▶ [GIVEN INSTRUCTION]: Reproduce the data exactly and drop any pictures it holds.

--- START WORKING DATA ---

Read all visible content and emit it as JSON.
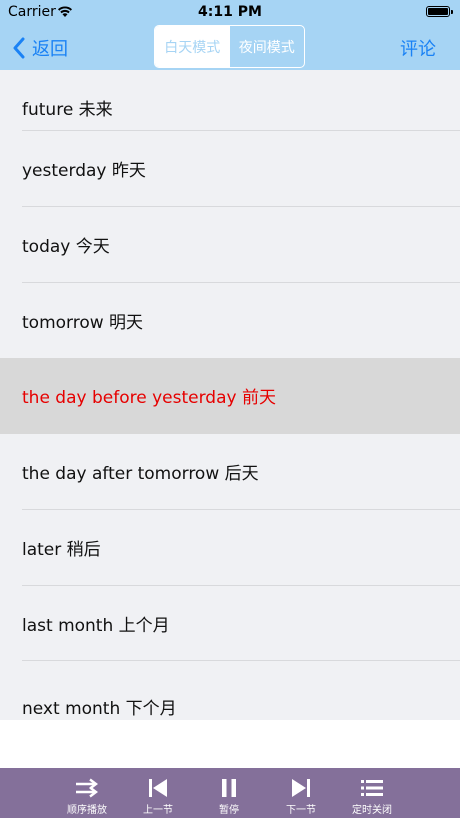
{
  "status_bar": {
    "carrier": "Carrier",
    "time": "4:11 PM"
  },
  "nav": {
    "back_label": "返回",
    "segments": [
      {
        "label": "白天模式",
        "selected": true
      },
      {
        "label": "夜间模式",
        "selected": false
      }
    ],
    "comment_label": "评论"
  },
  "list": {
    "items": [
      {
        "text": "future 未来"
      },
      {
        "text": "yesterday 昨天"
      },
      {
        "text": "today 今天"
      },
      {
        "text": "tomorrow 明天"
      },
      {
        "text": "the day before yesterday 前天",
        "active": true
      },
      {
        "text": "the day after tomorrow 后天"
      },
      {
        "text": "later 稍后"
      },
      {
        "text": "last month 上个月"
      },
      {
        "text": "next month 下个月"
      }
    ]
  },
  "toolbar": {
    "items": [
      {
        "label": "顺序播放",
        "icon": "sequence-play-icon"
      },
      {
        "label": "上一节",
        "icon": "previous-icon"
      },
      {
        "label": "暂停",
        "icon": "pause-icon"
      },
      {
        "label": "下一节",
        "icon": "next-icon"
      },
      {
        "label": "定时关闭",
        "icon": "timer-list-icon"
      }
    ]
  },
  "colors": {
    "nav_background": "#a6d4f4",
    "accent": "#1a82f5",
    "active_text": "#e60000",
    "active_row": "#d8d8d8",
    "list_background": "#f0f1f4",
    "toolbar_background": "#84709a"
  }
}
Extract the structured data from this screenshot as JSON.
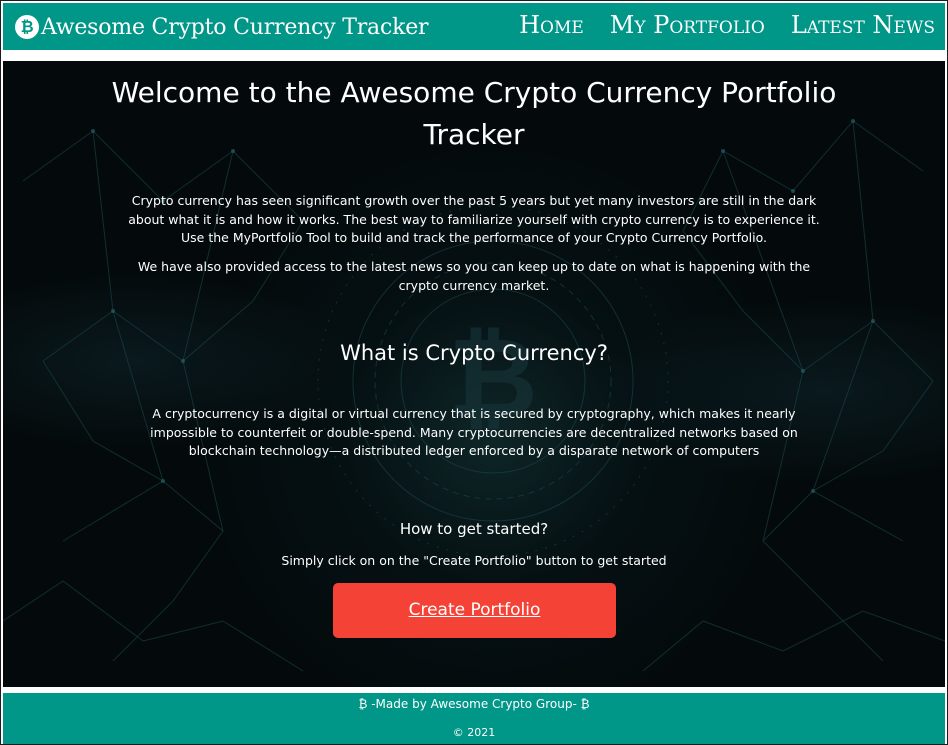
{
  "header": {
    "brand_icon": "bitcoin-icon",
    "brand_glyph": "₿",
    "brand_title": "Awesome Crypto Currency Tracker",
    "nav": {
      "home": "Home",
      "portfolio": "My Portfolio",
      "news": "Latest News"
    }
  },
  "hero": {
    "title": "Welcome to the Awesome Crypto Currency Portfolio Tracker",
    "intro": "Crypto currency has seen significant growth over the past 5 years but yet many investors are still in the dark about what it is and how it works. The best way to familiarize yourself with crypto currency is to experience it. Use the MyPortfolio Tool to build and track the performance of your Crypto Currency Portfolio.",
    "news_note": "We have also provided access to the latest news so you can keep up to date on what is happening with the crypto currency market.",
    "what_is_heading": "What is Crypto Currency?",
    "definition": "A cryptocurrency is a digital or virtual currency that is secured by cryptography, which makes it nearly impossible to counterfeit or double-spend. Many cryptocurrencies are decentralized networks based on blockchain technology—a distributed ledger enforced by a disparate network of computers",
    "get_started_heading": "How to get started?",
    "instructions": "Simply click on on the \"Create Portfolio\" button to get started",
    "cta_label": "Create Portfolio"
  },
  "footer": {
    "credit": "₿ -Made by Awesome Crypto Group- ₿",
    "copyright": "© 2021"
  },
  "colors": {
    "brand_teal": "#009688",
    "cta_red": "#f44336",
    "hero_background": "#040a0c",
    "text": "#ffffff"
  }
}
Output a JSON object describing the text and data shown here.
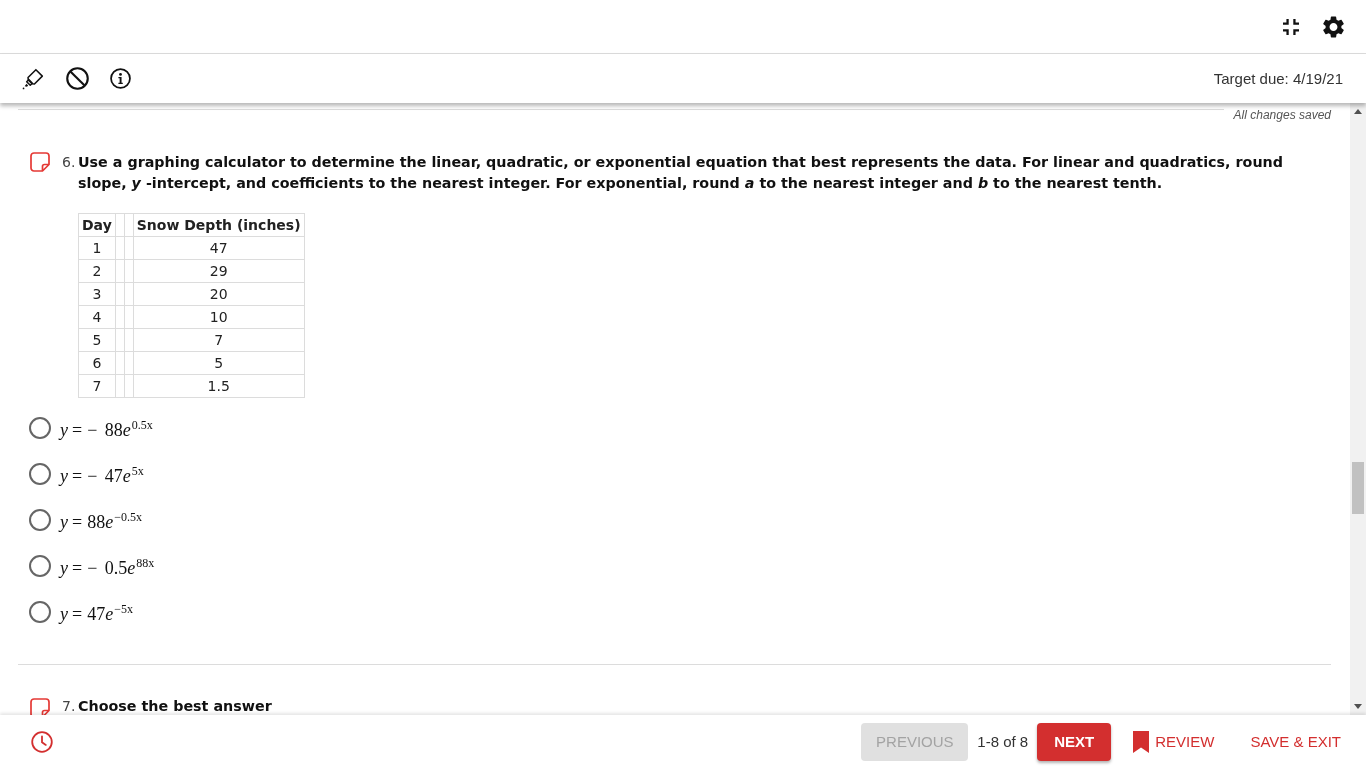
{
  "toolbar": {
    "target_due": "Target due: 4/19/21"
  },
  "save_status": "All changes saved",
  "questions": [
    {
      "number": "6.",
      "prompt": "Use a graphing calculator to determine the linear, quadratic, or exponential equation that best represents the data. For linear and quadratics, round slope, *y* -intercept, and coefficients to the nearest integer. For exponential, round *a* to the nearest integer and *b* to the nearest tenth.",
      "table": {
        "columns": [
          "Day",
          "Snow Depth (inches)"
        ],
        "rows": [
          [
            "1",
            "47"
          ],
          [
            "2",
            "29"
          ],
          [
            "3",
            "20"
          ],
          [
            "4",
            "10"
          ],
          [
            "5",
            "7"
          ],
          [
            "6",
            "5"
          ],
          [
            "7",
            "1.5"
          ]
        ]
      },
      "choices": [
        {
          "lhs": "y",
          "relation": "=",
          "coefficient": "− 88",
          "base": "e",
          "exponent": "0.5x",
          "selected": false
        },
        {
          "lhs": "y",
          "relation": "=",
          "coefficient": "− 47",
          "base": "e",
          "exponent": "5x",
          "selected": false
        },
        {
          "lhs": "y",
          "relation": "=",
          "coefficient": "88",
          "base": "e",
          "exponent": "−0.5x",
          "selected": false
        },
        {
          "lhs": "y",
          "relation": "=",
          "coefficient": "− 0.5",
          "base": "e",
          "exponent": "88x",
          "selected": false
        },
        {
          "lhs": "y",
          "relation": "=",
          "coefficient": "47",
          "base": "e",
          "exponent": "−5x",
          "selected": false
        }
      ]
    },
    {
      "number": "7.",
      "prompt": "Choose the best answer"
    }
  ],
  "footer": {
    "previous": {
      "label": "PREVIOUS",
      "disabled": true
    },
    "position": "1-8 of 8",
    "next": {
      "label": "NEXT"
    },
    "review": {
      "label": "REVIEW"
    },
    "save_exit": {
      "label": "SAVE & EXIT"
    }
  }
}
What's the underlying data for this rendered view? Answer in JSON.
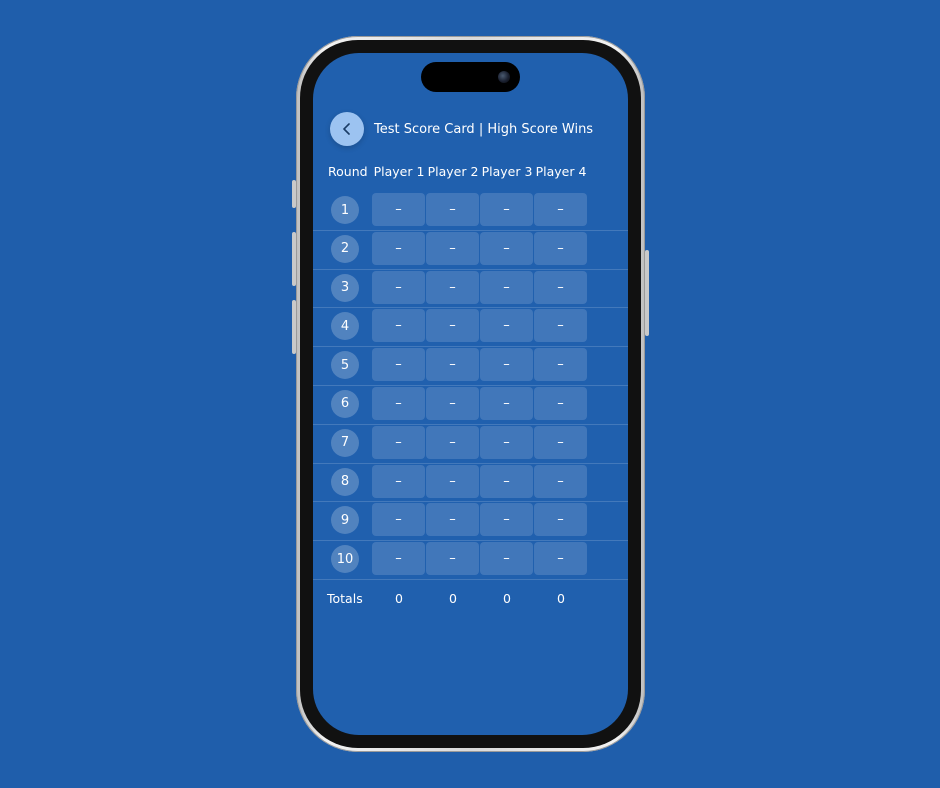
{
  "header": {
    "back_icon": "chevron-left-icon",
    "title": "Test Score Card | High Score Wins"
  },
  "columns": {
    "round": "Round",
    "players": [
      "Player 1",
      "Player 2",
      "Player 3",
      "Player 4"
    ]
  },
  "rows": [
    {
      "round": "1",
      "scores": [
        "–",
        "–",
        "–",
        "–"
      ]
    },
    {
      "round": "2",
      "scores": [
        "–",
        "–",
        "–",
        "–"
      ]
    },
    {
      "round": "3",
      "scores": [
        "–",
        "–",
        "–",
        "–"
      ]
    },
    {
      "round": "4",
      "scores": [
        "–",
        "–",
        "–",
        "–"
      ]
    },
    {
      "round": "5",
      "scores": [
        "–",
        "–",
        "–",
        "–"
      ]
    },
    {
      "round": "6",
      "scores": [
        "–",
        "–",
        "–",
        "–"
      ]
    },
    {
      "round": "7",
      "scores": [
        "–",
        "–",
        "–",
        "–"
      ]
    },
    {
      "round": "8",
      "scores": [
        "–",
        "–",
        "–",
        "–"
      ]
    },
    {
      "round": "9",
      "scores": [
        "–",
        "–",
        "–",
        "–"
      ]
    },
    {
      "round": "10",
      "scores": [
        "–",
        "–",
        "–",
        "–"
      ]
    }
  ],
  "totals": {
    "label": "Totals",
    "values": [
      "0",
      "0",
      "0",
      "0"
    ]
  },
  "colors": {
    "background": "#1f5eab",
    "screen": "#2060ae",
    "back_button": "#9cc3f1"
  }
}
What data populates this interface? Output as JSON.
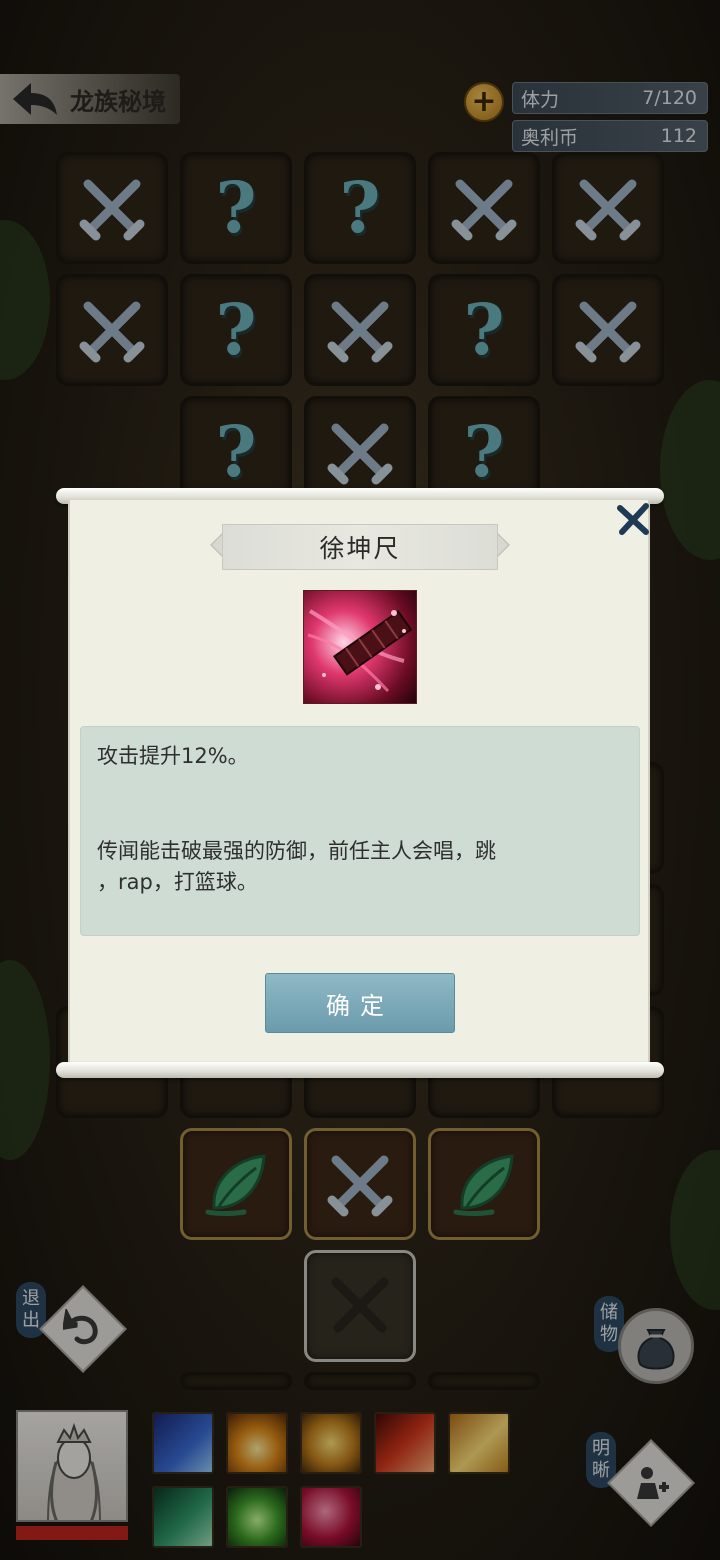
{
  "header": {
    "back_title": "龙族秘境",
    "stamina_label": "体力",
    "stamina_value": "7/120",
    "coin_label": "奥利币",
    "coin_value": "112"
  },
  "side_buttons": {
    "exit_label": "退出",
    "storage_label": "储物",
    "clear_label": "明晰"
  },
  "modal": {
    "item_name": "徐坤尺",
    "effect": "攻击提升12%。",
    "lore_line1": "传闻能击破最强的防御，前任主人会唱，跳",
    "lore_line2": "，rap，打篮球。",
    "confirm_label": "确定"
  },
  "skills": [
    "ice-arrow-skill",
    "flame-burst-skill",
    "gold-coins-skill",
    "crimson-sword-skill",
    "golden-spear-skill",
    "jade-book-skill",
    "green-potion-skill",
    "xukun-ruler-item"
  ],
  "colors": {
    "modal_bg": "#efefe4",
    "desc_bg": "#cfdcd4",
    "confirm_bg": "#6b9bac",
    "question_mark": "#6fb3bd",
    "hp_bar": "#c0251f"
  }
}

--- END WORKING DATA ---

▶ [EXPECTED OUTPUT]:
Read all visible content and emit it as JSON.
{
  "status_bar": {
    "carrier": "Carrier",
    "time": "4:11 PM"
  },
  "nav": {
    "back_label": "返回",
    "segments": [
      {
        "label": "白天模式",
        "selected": true
      },
      {
        "label": "夜间模式",
        "selected": false
      }
    ],
    "comment_label": "评论"
  },
  "list": {
    "items": [
      {
        "text": "future 未来"
      },
      {
        "text": "yesterday 昨天"
      },
      {
        "text": "today 今天"
      },
      {
        "text": "tomorrow 明天"
      },
      {
        "text": "the day before yesterday 前天",
        "active": true
      },
      {
        "text": "the day after tomorrow 后天"
      },
      {
        "text": "later 稍后"
      },
      {
        "text": "last month 上个月"
      },
      {
        "text": "next month 下个月"
      }
    ]
  },
  "toolbar": {
    "items": [
      {
        "label": "顺序播放",
        "icon": "sequence-play-icon"
      },
      {
        "label": "上一节",
        "icon": "previous-icon"
      },
      {
        "label": "暂停",
        "icon": "pause-icon"
      },
      {
        "label": "下一节",
        "icon": "next-icon"
      },
      {
        "label": "定时关闭",
        "icon": "timer-list-icon"
      }
    ]
  },
  "colors": {
    "nav_background": "#a6d4f4",
    "accent": "#1a82f5",
    "active_text": "#e60000",
    "active_row": "#d8d8d8",
    "list_background": "#f0f1f4",
    "toolbar_background": "#84709a"
  }
}
Extract the structured data from this screenshot as JSON.
{
  "header": {
    "brand_icon": "bitcoin-icon",
    "brand_glyph": "₿",
    "brand_title": "Awesome Crypto Currency Tracker",
    "nav": {
      "home": "Home",
      "portfolio": "My Portfolio",
      "news": "Latest News"
    }
  },
  "hero": {
    "title": "Welcome to the Awesome Crypto Currency Portfolio Tracker",
    "intro": "Crypto currency has seen significant growth over the past 5 years but yet many investors are still in the dark about what it is and how it works. The best way to familiarize yourself with crypto currency is to experience it. Use the MyPortfolio Tool to build and track the performance of your Crypto Currency Portfolio.",
    "news_note": "We have also provided access to the latest news so you can keep up to date on what is happening with the crypto currency market.",
    "what_is_heading": "What is Crypto Currency?",
    "definition": "A cryptocurrency is a digital or virtual currency that is secured by cryptography, which makes it nearly impossible to counterfeit or double-spend. Many cryptocurrencies are decentralized networks based on blockchain technology—a distributed ledger enforced by a disparate network of computers",
    "get_started_heading": "How to get started?",
    "instructions": "Simply click on on the \"Create Portfolio\" button to get started",
    "cta_label": "Create Portfolio"
  },
  "footer": {
    "credit": "₿ -Made by Awesome Crypto Group- ₿",
    "copyright": "© 2021"
  },
  "colors": {
    "brand_teal": "#009688",
    "cta_red": "#f44336",
    "hero_background": "#040a0c",
    "text": "#ffffff"
  }
}
Output a JSON object describing the text and data shown here.
{
  "toolbar": {
    "target_due": "Target due: 4/19/21"
  },
  "save_status": "All changes saved",
  "questions": [
    {
      "number": "6.",
      "prompt": "Use a graphing calculator to determine the linear, quadratic, or exponential equation that best represents the data. For linear and quadratics, round slope, *y* -intercept, and coefficients to the nearest integer. For exponential, round *a* to the nearest integer and *b* to the nearest tenth.",
      "table": {
        "columns": [
          "Day",
          "Snow Depth (inches)"
        ],
        "rows": [
          [
            "1",
            "47"
          ],
          [
            "2",
            "29"
          ],
          [
            "3",
            "20"
          ],
          [
            "4",
            "10"
          ],
          [
            "5",
            "7"
          ],
          [
            "6",
            "5"
          ],
          [
            "7",
            "1.5"
          ]
        ]
      },
      "choices": [
        {
          "lhs": "y",
          "relation": "=",
          "coefficient": "− 88",
          "base": "e",
          "exponent": "0.5x",
          "selected": false
        },
        {
          "lhs": "y",
          "relation": "=",
          "coefficient": "− 47",
          "base": "e",
          "exponent": "5x",
          "selected": false
        },
        {
          "lhs": "y",
          "relation": "=",
          "coefficient": "88",
          "base": "e",
          "exponent": "−0.5x",
          "selected": false
        },
        {
          "lhs": "y",
          "relation": "=",
          "coefficient": "− 0.5",
          "base": "e",
          "exponent": "88x",
          "selected": false
        },
        {
          "lhs": "y",
          "relation": "=",
          "coefficient": "47",
          "base": "e",
          "exponent": "−5x",
          "selected": false
        }
      ]
    },
    {
      "number": "7.",
      "prompt": "Choose the best answer"
    }
  ],
  "footer": {
    "previous": {
      "label": "PREVIOUS",
      "disabled": true
    },
    "position": "1-8 of 8",
    "next": {
      "label": "NEXT"
    },
    "review": {
      "label": "REVIEW"
    },
    "save_exit": {
      "label": "SAVE & EXIT"
    }
  }
}
What's the underlying data for this rendered view? Answer in JSON.
{
  "header": {
    "back_icon": "chevron-left-icon",
    "title": "Test Score Card | High Score Wins"
  },
  "columns": {
    "round": "Round",
    "players": [
      "Player 1",
      "Player 2",
      "Player 3",
      "Player 4"
    ]
  },
  "rows": [
    {
      "round": "1",
      "scores": [
        "–",
        "–",
        "–",
        "–"
      ]
    },
    {
      "round": "2",
      "scores": [
        "–",
        "–",
        "–",
        "–"
      ]
    },
    {
      "round": "3",
      "scores": [
        "–",
        "–",
        "–",
        "–"
      ]
    },
    {
      "round": "4",
      "scores": [
        "–",
        "–",
        "–",
        "–"
      ]
    },
    {
      "round": "5",
      "scores": [
        "–",
        "–",
        "–",
        "–"
      ]
    },
    {
      "round": "6",
      "scores": [
        "–",
        "–",
        "–",
        "–"
      ]
    },
    {
      "round": "7",
      "scores": [
        "–",
        "–",
        "–",
        "–"
      ]
    },
    {
      "round": "8",
      "scores": [
        "–",
        "–",
        "–",
        "–"
      ]
    },
    {
      "round": "9",
      "scores": [
        "–",
        "–",
        "–",
        "–"
      ]
    },
    {
      "round": "10",
      "scores": [
        "–",
        "–",
        "–",
        "–"
      ]
    }
  ],
  "totals": {
    "label": "Totals",
    "values": [
      "0",
      "0",
      "0",
      "0"
    ]
  },
  "colors": {
    "background": "#1f5eab",
    "screen": "#2060ae",
    "back_button": "#9cc3f1"
  }
}
What data populates this interface? Output as JSON.
{
  "header": {
    "back_title": "龙族秘境",
    "stamina_label": "体力",
    "stamina_value": "7/120",
    "coin_label": "奥利币",
    "coin_value": "112"
  },
  "side_buttons": {
    "exit_label": "退出",
    "storage_label": "储物",
    "clear_label": "明晰"
  },
  "modal": {
    "item_name": "徐坤尺",
    "effect": "攻击提升12%。",
    "lore_line1": "传闻能击破最强的防御，前任主人会唱，跳",
    "lore_line2": "，rap，打篮球。",
    "confirm_label": "确定"
  },
  "skills": [
    "ice-arrow-skill",
    "flame-burst-skill",
    "gold-coins-skill",
    "crimson-sword-skill",
    "golden-spear-skill",
    "jade-book-skill",
    "green-potion-skill",
    "xukun-ruler-item"
  ],
  "colors": {
    "modal_bg": "#efefe4",
    "desc_bg": "#cfdcd4",
    "confirm_bg": "#6b9bac",
    "question_mark": "#6fb3bd",
    "hp_bar": "#c0251f"
  }
}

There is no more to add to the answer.